__STATED PROBLEM__
Extract the data exactly, missing nothing.

=== EXCERPTED RECORDS ===

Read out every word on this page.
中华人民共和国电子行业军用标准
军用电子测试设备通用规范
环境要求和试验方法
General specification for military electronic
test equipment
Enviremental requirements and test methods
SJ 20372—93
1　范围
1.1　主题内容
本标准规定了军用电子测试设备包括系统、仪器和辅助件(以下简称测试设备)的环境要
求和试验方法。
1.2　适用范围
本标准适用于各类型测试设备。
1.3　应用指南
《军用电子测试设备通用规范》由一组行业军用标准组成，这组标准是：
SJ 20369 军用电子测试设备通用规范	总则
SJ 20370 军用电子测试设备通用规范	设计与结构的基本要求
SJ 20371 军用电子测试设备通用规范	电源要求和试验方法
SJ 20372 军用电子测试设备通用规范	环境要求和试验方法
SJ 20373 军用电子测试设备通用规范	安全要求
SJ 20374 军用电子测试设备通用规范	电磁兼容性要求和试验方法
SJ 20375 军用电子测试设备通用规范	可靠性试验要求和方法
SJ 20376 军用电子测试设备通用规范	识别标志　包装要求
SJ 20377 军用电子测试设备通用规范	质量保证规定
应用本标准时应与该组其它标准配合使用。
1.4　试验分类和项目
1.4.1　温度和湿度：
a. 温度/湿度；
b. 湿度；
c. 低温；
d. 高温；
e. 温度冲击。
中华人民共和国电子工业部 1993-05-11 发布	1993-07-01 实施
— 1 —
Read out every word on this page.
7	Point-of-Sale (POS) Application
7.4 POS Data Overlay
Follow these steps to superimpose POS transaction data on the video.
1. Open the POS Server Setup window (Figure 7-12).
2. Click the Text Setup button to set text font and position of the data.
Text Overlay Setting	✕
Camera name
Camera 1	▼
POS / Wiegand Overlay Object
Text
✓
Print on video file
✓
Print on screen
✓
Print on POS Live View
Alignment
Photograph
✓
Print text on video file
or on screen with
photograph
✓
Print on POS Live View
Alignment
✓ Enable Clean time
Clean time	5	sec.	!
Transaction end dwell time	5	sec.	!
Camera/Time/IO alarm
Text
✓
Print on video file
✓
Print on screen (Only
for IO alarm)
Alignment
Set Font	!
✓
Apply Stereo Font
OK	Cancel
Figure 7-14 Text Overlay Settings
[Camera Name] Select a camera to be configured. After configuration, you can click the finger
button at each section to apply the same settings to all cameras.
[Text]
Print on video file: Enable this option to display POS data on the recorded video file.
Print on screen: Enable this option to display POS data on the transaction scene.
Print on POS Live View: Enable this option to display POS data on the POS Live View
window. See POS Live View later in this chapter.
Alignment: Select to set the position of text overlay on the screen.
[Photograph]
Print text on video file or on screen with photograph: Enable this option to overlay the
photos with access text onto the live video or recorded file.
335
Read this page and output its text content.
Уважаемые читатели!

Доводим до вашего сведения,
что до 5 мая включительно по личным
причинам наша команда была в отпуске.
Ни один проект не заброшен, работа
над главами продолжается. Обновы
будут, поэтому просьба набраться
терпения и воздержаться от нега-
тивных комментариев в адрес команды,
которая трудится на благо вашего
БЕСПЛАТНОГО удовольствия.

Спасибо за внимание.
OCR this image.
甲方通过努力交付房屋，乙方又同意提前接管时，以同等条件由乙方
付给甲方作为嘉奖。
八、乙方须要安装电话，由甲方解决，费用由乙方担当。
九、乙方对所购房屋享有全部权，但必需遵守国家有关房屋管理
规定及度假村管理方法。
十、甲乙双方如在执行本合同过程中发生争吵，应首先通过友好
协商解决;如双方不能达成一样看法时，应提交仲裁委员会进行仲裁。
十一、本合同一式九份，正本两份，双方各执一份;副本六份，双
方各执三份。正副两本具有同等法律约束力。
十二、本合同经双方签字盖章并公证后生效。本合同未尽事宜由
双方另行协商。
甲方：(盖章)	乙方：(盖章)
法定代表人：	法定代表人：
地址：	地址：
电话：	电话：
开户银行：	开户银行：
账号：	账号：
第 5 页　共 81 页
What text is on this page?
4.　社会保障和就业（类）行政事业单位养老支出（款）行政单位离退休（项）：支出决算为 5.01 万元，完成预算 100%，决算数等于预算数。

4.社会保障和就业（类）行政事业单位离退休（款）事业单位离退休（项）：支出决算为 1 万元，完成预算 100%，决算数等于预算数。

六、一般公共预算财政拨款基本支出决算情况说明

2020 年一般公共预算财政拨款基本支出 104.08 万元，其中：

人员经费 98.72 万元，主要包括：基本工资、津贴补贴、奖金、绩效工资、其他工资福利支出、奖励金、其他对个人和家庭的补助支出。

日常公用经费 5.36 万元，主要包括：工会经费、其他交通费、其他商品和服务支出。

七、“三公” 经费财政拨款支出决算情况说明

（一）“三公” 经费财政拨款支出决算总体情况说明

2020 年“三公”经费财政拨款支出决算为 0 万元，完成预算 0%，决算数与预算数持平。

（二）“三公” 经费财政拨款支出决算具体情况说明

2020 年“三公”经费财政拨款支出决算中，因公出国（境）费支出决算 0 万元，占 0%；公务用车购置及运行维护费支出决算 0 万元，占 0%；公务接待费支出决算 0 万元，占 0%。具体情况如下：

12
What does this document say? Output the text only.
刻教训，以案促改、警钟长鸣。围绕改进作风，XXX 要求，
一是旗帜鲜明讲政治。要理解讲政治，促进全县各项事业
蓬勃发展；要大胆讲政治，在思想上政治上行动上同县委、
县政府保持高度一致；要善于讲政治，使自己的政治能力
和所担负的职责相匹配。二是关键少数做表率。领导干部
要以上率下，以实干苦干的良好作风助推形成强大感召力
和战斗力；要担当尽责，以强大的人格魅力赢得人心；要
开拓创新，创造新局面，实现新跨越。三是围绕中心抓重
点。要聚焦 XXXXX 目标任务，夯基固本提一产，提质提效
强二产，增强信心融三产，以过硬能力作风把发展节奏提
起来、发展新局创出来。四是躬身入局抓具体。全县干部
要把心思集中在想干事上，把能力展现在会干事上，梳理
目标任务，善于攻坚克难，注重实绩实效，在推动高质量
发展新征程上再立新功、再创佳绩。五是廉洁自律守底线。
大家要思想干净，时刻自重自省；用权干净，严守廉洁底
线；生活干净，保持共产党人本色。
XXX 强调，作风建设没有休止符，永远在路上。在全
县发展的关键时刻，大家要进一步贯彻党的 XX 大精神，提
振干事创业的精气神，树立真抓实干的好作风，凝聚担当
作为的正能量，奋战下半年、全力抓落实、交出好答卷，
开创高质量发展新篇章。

===

__WORKED ANSWER__
Read out every word on this page.
中华人民共和国电子行业军用标准
军用电子测试设备通用规范
环境要求和试验方法
General specification for military electronic
test equipment
Enviremental requirements and test methods
SJ 20372—93
1　范围
1.1　主题内容
本标准规定了军用电子测试设备包括系统、仪器和辅助件(以下简称测试设备)的环境要
求和试验方法。
1.2　适用范围
本标准适用于各类型测试设备。
1.3　应用指南
《军用电子测试设备通用规范》由一组行业军用标准组成，这组标准是：
SJ 20369 军用电子测试设备通用规范	总则
SJ 20370 军用电子测试设备通用规范	设计与结构的基本要求
SJ 20371 军用电子测试设备通用规范	电源要求和试验方法
SJ 20372 军用电子测试设备通用规范	环境要求和试验方法
SJ 20373 军用电子测试设备通用规范	安全要求
SJ 20374 军用电子测试设备通用规范	电磁兼容性要求和试验方法
SJ 20375 军用电子测试设备通用规范	可靠性试验要求和方法
SJ 20376 军用电子测试设备通用规范	识别标志　包装要求
SJ 20377 军用电子测试设备通用规范	质量保证规定
应用本标准时应与该组其它标准配合使用。
1.4　试验分类和项目
1.4.1　温度和湿度：
a. 温度/湿度；
b. 湿度；
c. 低温；
d. 高温；
e. 温度冲击。
中华人民共和国电子工业部 1993-05-11 发布	1993-07-01 实施
— 1 —
Read out every word on this page.
7	Point-of-Sale (POS) Application
7.4 POS Data Overlay
Follow these steps to superimpose POS transaction data on the video.
1. Open the POS Server Setup window (Figure 7-12).
2. Click the Text Setup button to set text font and position of the data.
Text Overlay Setting	✕
Camera name
Camera 1	▼
POS / Wiegand Overlay Object
Text
✓
Print on video file
✓
Print on screen
✓
Print on POS Live View
Alignment
Photograph
✓
Print text on video file
or on screen with
photograph
✓
Print on POS Live View
Alignment
✓ Enable Clean time
Clean time	5	sec.	!
Transaction end dwell time	5	sec.	!
Camera/Time/IO alarm
Text
✓
Print on video file
✓
Print on screen (Only
for IO alarm)
Alignment
Set Font	!
✓
Apply Stereo Font
OK	Cancel
Figure 7-14 Text Overlay Settings
[Camera Name] Select a camera to be configured. After configuration, you can click the finger
button at each section to apply the same settings to all cameras.
[Text]
Print on video file: Enable this option to display POS data on the recorded video file.
Print on screen: Enable this option to display POS data on the transaction scene.
Print on POS Live View: Enable this option to display POS data on the POS Live View
window. See POS Live View later in this chapter.
Alignment: Select to set the position of text overlay on the screen.
[Photograph]
Print text on video file or on screen with photograph: Enable this option to overlay the
photos with access text onto the live video or recorded file.
335
Read this page and output its text content.
Уважаемые читатели!

Доводим до вашего сведения,
что до 5 мая включительно по личным
причинам наша команда была в отпуске.
Ни один проект не заброшен, работа
над главами продолжается. Обновы
будут, поэтому просьба набраться
терпения и воздержаться от нега-
тивных комментариев в адрес команды,
которая трудится на благо вашего
БЕСПЛАТНОГО удовольствия.

Спасибо за внимание.
OCR this image.
甲方通过努力交付房屋，乙方又同意提前接管时，以同等条件由乙方
付给甲方作为嘉奖。
八、乙方须要安装电话，由甲方解决，费用由乙方担当。
九、乙方对所购房屋享有全部权，但必需遵守国家有关房屋管理
规定及度假村管理方法。
十、甲乙双方如在执行本合同过程中发生争吵，应首先通过友好
协商解决;如双方不能达成一样看法时，应提交仲裁委员会进行仲裁。
十一、本合同一式九份，正本两份，双方各执一份;副本六份，双
方各执三份。正副两本具有同等法律约束力。
十二、本合同经双方签字盖章并公证后生效。本合同未尽事宜由
双方另行协商。
甲方：(盖章)	乙方：(盖章)
法定代表人：	法定代表人：
地址：	地址：
电话：	电话：
开户银行：	开户银行：
账号：	账号：
第 5 页　共 81 页
What text is on this page?
4.　社会保障和就业（类）行政事业单位养老支出（款）行政单位离退休（项）：支出决算为 5.01 万元，完成预算 100%，决算数等于预算数。

4.社会保障和就业（类）行政事业单位离退休（款）事业单位离退休（项）：支出决算为 1 万元，完成预算 100%，决算数等于预算数。

六、一般公共预算财政拨款基本支出决算情况说明

2020 年一般公共预算财政拨款基本支出 104.08 万元，其中：

人员经费 98.72 万元，主要包括：基本工资、津贴补贴、奖金、绩效工资、其他工资福利支出、奖励金、其他对个人和家庭的补助支出。

日常公用经费 5.36 万元，主要包括：工会经费、其他交通费、其他商品和服务支出。

七、“三公” 经费财政拨款支出决算情况说明

（一）“三公” 经费财政拨款支出决算总体情况说明

2020 年“三公”经费财政拨款支出决算为 0 万元，完成预算 0%，决算数与预算数持平。

（二）“三公” 经费财政拨款支出决算具体情况说明

2020 年“三公”经费财政拨款支出决算中，因公出国（境）费支出决算 0 万元，占 0%；公务用车购置及运行维护费支出决算 0 万元，占 0%；公务接待费支出决算 0 万元，占 0%。具体情况如下：

12
What does this document say? Output the text only.
刻教训，以案促改、警钟长鸣。围绕改进作风，XXX 要求，
一是旗帜鲜明讲政治。要理解讲政治，促进全县各项事业
蓬勃发展；要大胆讲政治，在思想上政治上行动上同县委、
县政府保持高度一致；要善于讲政治，使自己的政治能力
和所担负的职责相匹配。二是关键少数做表率。领导干部
要以上率下，以实干苦干的良好作风助推形成强大感召力
和战斗力；要担当尽责，以强大的人格魅力赢得人心；要
开拓创新，创造新局面，实现新跨越。三是围绕中心抓重
点。要聚焦 XXXXX 目标任务，夯基固本提一产，提质提效
强二产，增强信心融三产，以过硬能力作风把发展节奏提
起来、发展新局创出来。四是躬身入局抓具体。全县干部
要把心思集中在想干事上，把能力展现在会干事上，梳理
目标任务，善于攻坚克难，注重实绩实效，在推动高质量
发展新征程上再立新功、再创佳绩。五是廉洁自律守底线。
大家要思想干净，时刻自重自省；用权干净，严守廉洁底
线；生活干净，保持共产党人本色。
XXX 强调，作风建设没有休止符，永远在路上。在全
县发展的关键时刻，大家要进一步贯彻党的 XX 大精神，提
振干事创业的精气神，树立真抓实干的好作风，凝聚担当
作为的正能量，奋战下半年、全力抓落实、交出好答卷，
开创高质量发展新篇章。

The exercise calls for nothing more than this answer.